### [Stated goal]
List all lines in the material below that contain "publication".

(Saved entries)
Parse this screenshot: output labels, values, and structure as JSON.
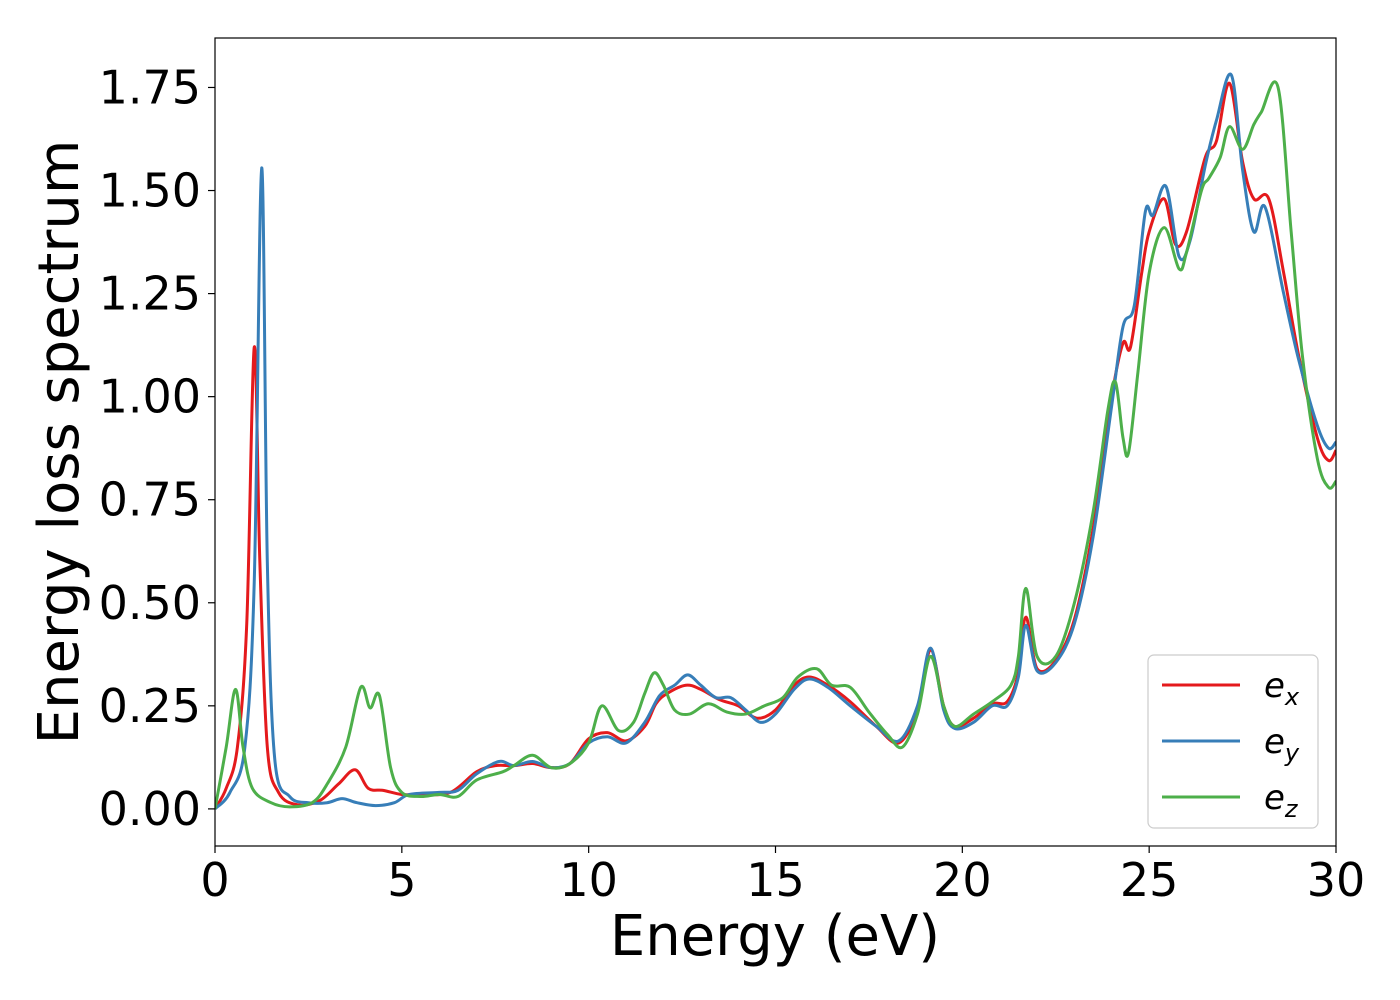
{
  "chart_data": {
    "type": "line",
    "title": "",
    "xlabel": "Energy (eV)",
    "ylabel": "Energy loss spectrum",
    "xlim": [
      0,
      30
    ],
    "ylim": [
      -0.09,
      1.87
    ],
    "xticks": [
      0,
      5,
      10,
      15,
      20,
      25,
      30
    ],
    "xtick_labels": [
      "0",
      "5",
      "10",
      "15",
      "20",
      "25",
      "30"
    ],
    "yticks": [
      0.0,
      0.25,
      0.5,
      0.75,
      1.0,
      1.25,
      1.5,
      1.75
    ],
    "ytick_labels": [
      "0.00",
      "0.25",
      "0.50",
      "0.75",
      "1.00",
      "1.25",
      "1.50",
      "1.75"
    ],
    "grid": false,
    "legend_position": "bottom-right",
    "series": [
      {
        "name": "e",
        "subscript": "x",
        "color": "#e41a1c",
        "points": [
          [
            0,
            0
          ],
          [
            0.3,
            0.05
          ],
          [
            0.6,
            0.15
          ],
          [
            0.85,
            0.45
          ],
          [
            1.05,
            1.12
          ],
          [
            1.2,
            0.6
          ],
          [
            1.4,
            0.15
          ],
          [
            1.7,
            0.04
          ],
          [
            2.2,
            0.01
          ],
          [
            2.8,
            0.02
          ],
          [
            3.3,
            0.06
          ],
          [
            3.75,
            0.095
          ],
          [
            4.1,
            0.05
          ],
          [
            4.5,
            0.045
          ],
          [
            5.0,
            0.035
          ],
          [
            5.5,
            0.035
          ],
          [
            6.3,
            0.04
          ],
          [
            7.0,
            0.09
          ],
          [
            7.5,
            0.105
          ],
          [
            8.0,
            0.105
          ],
          [
            8.5,
            0.11
          ],
          [
            9.0,
            0.1
          ],
          [
            9.5,
            0.11
          ],
          [
            10.0,
            0.17
          ],
          [
            10.5,
            0.185
          ],
          [
            11.0,
            0.165
          ],
          [
            11.5,
            0.2
          ],
          [
            11.8,
            0.255
          ],
          [
            12.1,
            0.28
          ],
          [
            12.6,
            0.3
          ],
          [
            13.0,
            0.29
          ],
          [
            13.5,
            0.265
          ],
          [
            14.0,
            0.25
          ],
          [
            14.5,
            0.22
          ],
          [
            15.0,
            0.24
          ],
          [
            15.5,
            0.3
          ],
          [
            15.9,
            0.32
          ],
          [
            16.4,
            0.3
          ],
          [
            17.0,
            0.26
          ],
          [
            17.7,
            0.2
          ],
          [
            18.3,
            0.16
          ],
          [
            18.8,
            0.24
          ],
          [
            19.15,
            0.385
          ],
          [
            19.5,
            0.25
          ],
          [
            19.8,
            0.2
          ],
          [
            20.3,
            0.22
          ],
          [
            20.8,
            0.255
          ],
          [
            21.2,
            0.26
          ],
          [
            21.5,
            0.33
          ],
          [
            21.7,
            0.465
          ],
          [
            22.0,
            0.34
          ],
          [
            22.5,
            0.36
          ],
          [
            23.0,
            0.46
          ],
          [
            23.5,
            0.68
          ],
          [
            24.0,
            1.0
          ],
          [
            24.3,
            1.13
          ],
          [
            24.5,
            1.12
          ],
          [
            24.8,
            1.3
          ],
          [
            25.0,
            1.4
          ],
          [
            25.4,
            1.48
          ],
          [
            25.7,
            1.37
          ],
          [
            26.0,
            1.4
          ],
          [
            26.5,
            1.58
          ],
          [
            26.8,
            1.62
          ],
          [
            27.15,
            1.76
          ],
          [
            27.5,
            1.57
          ],
          [
            27.8,
            1.48
          ],
          [
            28.2,
            1.48
          ],
          [
            28.6,
            1.3
          ],
          [
            29.0,
            1.1
          ],
          [
            29.5,
            0.9
          ],
          [
            29.8,
            0.845
          ],
          [
            30.0,
            0.87
          ]
        ]
      },
      {
        "name": "e",
        "subscript": "y",
        "color": "#377eb8",
        "points": [
          [
            0,
            0
          ],
          [
            0.4,
            0.04
          ],
          [
            0.8,
            0.15
          ],
          [
            1.05,
            0.55
          ],
          [
            1.25,
            1.555
          ],
          [
            1.4,
            0.6
          ],
          [
            1.6,
            0.12
          ],
          [
            2.0,
            0.03
          ],
          [
            2.5,
            0.015
          ],
          [
            3.0,
            0.015
          ],
          [
            3.4,
            0.025
          ],
          [
            3.8,
            0.015
          ],
          [
            4.3,
            0.008
          ],
          [
            4.8,
            0.015
          ],
          [
            5.2,
            0.035
          ],
          [
            6.0,
            0.04
          ],
          [
            6.5,
            0.045
          ],
          [
            7.0,
            0.085
          ],
          [
            7.6,
            0.115
          ],
          [
            8.0,
            0.105
          ],
          [
            8.5,
            0.115
          ],
          [
            9.0,
            0.1
          ],
          [
            9.5,
            0.11
          ],
          [
            10.0,
            0.16
          ],
          [
            10.5,
            0.175
          ],
          [
            11.0,
            0.16
          ],
          [
            11.5,
            0.21
          ],
          [
            11.9,
            0.275
          ],
          [
            12.3,
            0.3
          ],
          [
            12.65,
            0.325
          ],
          [
            13.0,
            0.3
          ],
          [
            13.4,
            0.27
          ],
          [
            13.8,
            0.27
          ],
          [
            14.2,
            0.24
          ],
          [
            14.6,
            0.21
          ],
          [
            15.0,
            0.23
          ],
          [
            15.5,
            0.29
          ],
          [
            15.9,
            0.315
          ],
          [
            16.4,
            0.295
          ],
          [
            17.0,
            0.25
          ],
          [
            17.7,
            0.2
          ],
          [
            18.3,
            0.165
          ],
          [
            18.8,
            0.25
          ],
          [
            19.15,
            0.39
          ],
          [
            19.5,
            0.24
          ],
          [
            19.8,
            0.195
          ],
          [
            20.3,
            0.21
          ],
          [
            20.8,
            0.25
          ],
          [
            21.2,
            0.25
          ],
          [
            21.5,
            0.32
          ],
          [
            21.7,
            0.445
          ],
          [
            22.0,
            0.335
          ],
          [
            22.5,
            0.355
          ],
          [
            23.0,
            0.45
          ],
          [
            23.5,
            0.66
          ],
          [
            24.0,
            0.98
          ],
          [
            24.3,
            1.17
          ],
          [
            24.6,
            1.22
          ],
          [
            24.9,
            1.45
          ],
          [
            25.1,
            1.44
          ],
          [
            25.45,
            1.51
          ],
          [
            25.8,
            1.34
          ],
          [
            26.1,
            1.38
          ],
          [
            26.5,
            1.56
          ],
          [
            26.8,
            1.67
          ],
          [
            27.2,
            1.78
          ],
          [
            27.5,
            1.55
          ],
          [
            27.8,
            1.4
          ],
          [
            28.1,
            1.46
          ],
          [
            28.6,
            1.25
          ],
          [
            29.0,
            1.09
          ],
          [
            29.5,
            0.93
          ],
          [
            29.8,
            0.875
          ],
          [
            30.0,
            0.89
          ]
        ]
      },
      {
        "name": "e",
        "subscript": "z",
        "color": "#4daf4a",
        "points": [
          [
            0,
            0
          ],
          [
            0.3,
            0.15
          ],
          [
            0.55,
            0.29
          ],
          [
            0.75,
            0.15
          ],
          [
            1.0,
            0.05
          ],
          [
            1.5,
            0.015
          ],
          [
            2.0,
            0.005
          ],
          [
            2.6,
            0.015
          ],
          [
            3.0,
            0.06
          ],
          [
            3.5,
            0.15
          ],
          [
            3.9,
            0.295
          ],
          [
            4.15,
            0.245
          ],
          [
            4.4,
            0.275
          ],
          [
            4.7,
            0.1
          ],
          [
            5.0,
            0.04
          ],
          [
            5.5,
            0.03
          ],
          [
            6.0,
            0.035
          ],
          [
            6.5,
            0.03
          ],
          [
            7.0,
            0.07
          ],
          [
            7.7,
            0.09
          ],
          [
            8.0,
            0.105
          ],
          [
            8.5,
            0.13
          ],
          [
            9.0,
            0.1
          ],
          [
            9.5,
            0.11
          ],
          [
            10.0,
            0.16
          ],
          [
            10.35,
            0.25
          ],
          [
            10.8,
            0.19
          ],
          [
            11.2,
            0.21
          ],
          [
            11.5,
            0.28
          ],
          [
            11.75,
            0.33
          ],
          [
            12.0,
            0.3
          ],
          [
            12.3,
            0.24
          ],
          [
            12.7,
            0.23
          ],
          [
            13.2,
            0.255
          ],
          [
            13.7,
            0.235
          ],
          [
            14.2,
            0.23
          ],
          [
            14.7,
            0.25
          ],
          [
            15.2,
            0.27
          ],
          [
            15.6,
            0.32
          ],
          [
            16.1,
            0.34
          ],
          [
            16.5,
            0.3
          ],
          [
            17.0,
            0.295
          ],
          [
            17.5,
            0.235
          ],
          [
            18.0,
            0.18
          ],
          [
            18.4,
            0.15
          ],
          [
            18.8,
            0.23
          ],
          [
            19.15,
            0.37
          ],
          [
            19.5,
            0.25
          ],
          [
            19.8,
            0.2
          ],
          [
            20.3,
            0.23
          ],
          [
            20.8,
            0.26
          ],
          [
            21.3,
            0.3
          ],
          [
            21.5,
            0.37
          ],
          [
            21.7,
            0.535
          ],
          [
            22.0,
            0.37
          ],
          [
            22.5,
            0.37
          ],
          [
            23.0,
            0.5
          ],
          [
            23.5,
            0.72
          ],
          [
            23.9,
            0.97
          ],
          [
            24.1,
            1.035
          ],
          [
            24.3,
            0.9
          ],
          [
            24.45,
            0.865
          ],
          [
            24.7,
            1.06
          ],
          [
            25.0,
            1.3
          ],
          [
            25.4,
            1.41
          ],
          [
            25.8,
            1.31
          ],
          [
            26.0,
            1.35
          ],
          [
            26.4,
            1.5
          ],
          [
            26.6,
            1.53
          ],
          [
            26.9,
            1.58
          ],
          [
            27.15,
            1.655
          ],
          [
            27.5,
            1.6
          ],
          [
            27.8,
            1.66
          ],
          [
            28.0,
            1.69
          ],
          [
            28.45,
            1.75
          ],
          [
            28.8,
            1.4
          ],
          [
            29.1,
            1.1
          ],
          [
            29.5,
            0.85
          ],
          [
            29.8,
            0.78
          ],
          [
            30.0,
            0.795
          ]
        ]
      }
    ]
  }
}
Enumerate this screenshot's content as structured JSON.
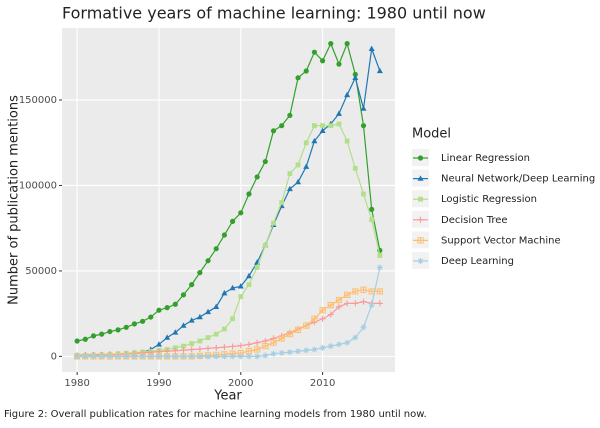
{
  "chart_data": {
    "type": "line",
    "title": "Formative years of machine learning: 1980 until now",
    "x_label": "Year",
    "y_label": "Number of publication mentions",
    "legend_title": "Model",
    "legend_position": "right",
    "caption": "Figure 2: Overall publication rates for machine learning models from 1980 until now.",
    "grid": true,
    "x": [
      1980,
      1981,
      1982,
      1983,
      1984,
      1985,
      1986,
      1987,
      1988,
      1989,
      1990,
      1991,
      1992,
      1993,
      1994,
      1995,
      1996,
      1997,
      1998,
      1999,
      2000,
      2001,
      2002,
      2003,
      2004,
      2005,
      2006,
      2007,
      2008,
      2009,
      2010,
      2011,
      2012,
      2013,
      2014,
      2015,
      2016,
      2017
    ],
    "xlim": [
      1978.15,
      2018.85
    ],
    "xticks": [
      1980,
      1990,
      2000,
      2010
    ],
    "ylim": [
      -9150,
      192150
    ],
    "yticks": [
      0,
      50000,
      100000,
      150000
    ],
    "series": [
      {
        "name": "Linear Regression",
        "color": "#33a02c",
        "marker": "circle",
        "values": [
          9000,
          10000,
          12000,
          13000,
          14500,
          15500,
          17000,
          19000,
          20500,
          23000,
          27000,
          28500,
          30500,
          36000,
          42000,
          49000,
          56000,
          63000,
          71000,
          79000,
          84000,
          95000,
          105000,
          114000,
          132000,
          135000,
          141000,
          163000,
          167000,
          178000,
          173000,
          183000,
          171000,
          183000,
          165000,
          135000,
          86000,
          62000
        ]
      },
      {
        "name": "Neural Network/Deep Learning",
        "color": "#1f78b4",
        "marker": "triangle",
        "values": [
          500,
          700,
          900,
          1000,
          1200,
          1300,
          1500,
          1800,
          2200,
          4000,
          7000,
          11000,
          14000,
          18000,
          21000,
          23000,
          26000,
          29000,
          37000,
          40000,
          41000,
          47000,
          55000,
          65000,
          77000,
          88000,
          98000,
          102000,
          111000,
          126000,
          132000,
          136000,
          142000,
          153000,
          163000,
          145000,
          180000,
          167000
        ]
      },
      {
        "name": "Logistic Regression",
        "color": "#b2df8a",
        "marker": "square",
        "values": [
          300,
          500,
          700,
          900,
          1200,
          1500,
          1800,
          2200,
          2600,
          3000,
          3500,
          4000,
          5000,
          6000,
          7500,
          9000,
          11000,
          13000,
          16000,
          22000,
          35000,
          42000,
          52000,
          65000,
          78000,
          90000,
          107000,
          112000,
          125000,
          135000,
          135000,
          135000,
          136000,
          126000,
          110000,
          95000,
          80000,
          59000
        ]
      },
      {
        "name": "Decision Tree",
        "color": "#fb9a99",
        "marker": "plus",
        "values": [
          0,
          200,
          400,
          600,
          800,
          1000,
          1300,
          1600,
          2000,
          2400,
          2800,
          3000,
          3300,
          3600,
          4000,
          4300,
          4700,
          5000,
          5400,
          5800,
          6300,
          7000,
          8000,
          9000,
          10500,
          12000,
          14000,
          16000,
          18000,
          20000,
          22000,
          24500,
          29000,
          31000,
          31000,
          32000,
          31000,
          31000
        ]
      },
      {
        "name": "Support Vector Machine",
        "color": "#fdbf6f",
        "marker": "boxplus",
        "values": [
          0,
          0,
          0,
          0,
          0,
          0,
          0,
          0,
          0,
          0,
          0,
          0,
          0,
          0,
          0,
          300,
          600,
          900,
          1200,
          1600,
          2000,
          3000,
          4000,
          6000,
          8000,
          10500,
          13000,
          15500,
          18000,
          22000,
          27000,
          30000,
          33000,
          36000,
          38000,
          39000,
          38000,
          38000
        ]
      },
      {
        "name": "Deep Learning",
        "color": "#a6cee3",
        "marker": "asterisk",
        "values": [
          0,
          0,
          0,
          0,
          0,
          0,
          0,
          0,
          0,
          0,
          0,
          0,
          0,
          0,
          0,
          0,
          0,
          0,
          0,
          0,
          0,
          0,
          0,
          500,
          1500,
          2000,
          2500,
          3000,
          3500,
          4000,
          5000,
          6000,
          7000,
          8000,
          11000,
          17000,
          30000,
          52000
        ]
      }
    ]
  }
}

### [Solution below]
    "y_label": "Number of publication mentions",
    "caption": "Figure 2: Overall publication rates for machine learning models from 1980 until now.",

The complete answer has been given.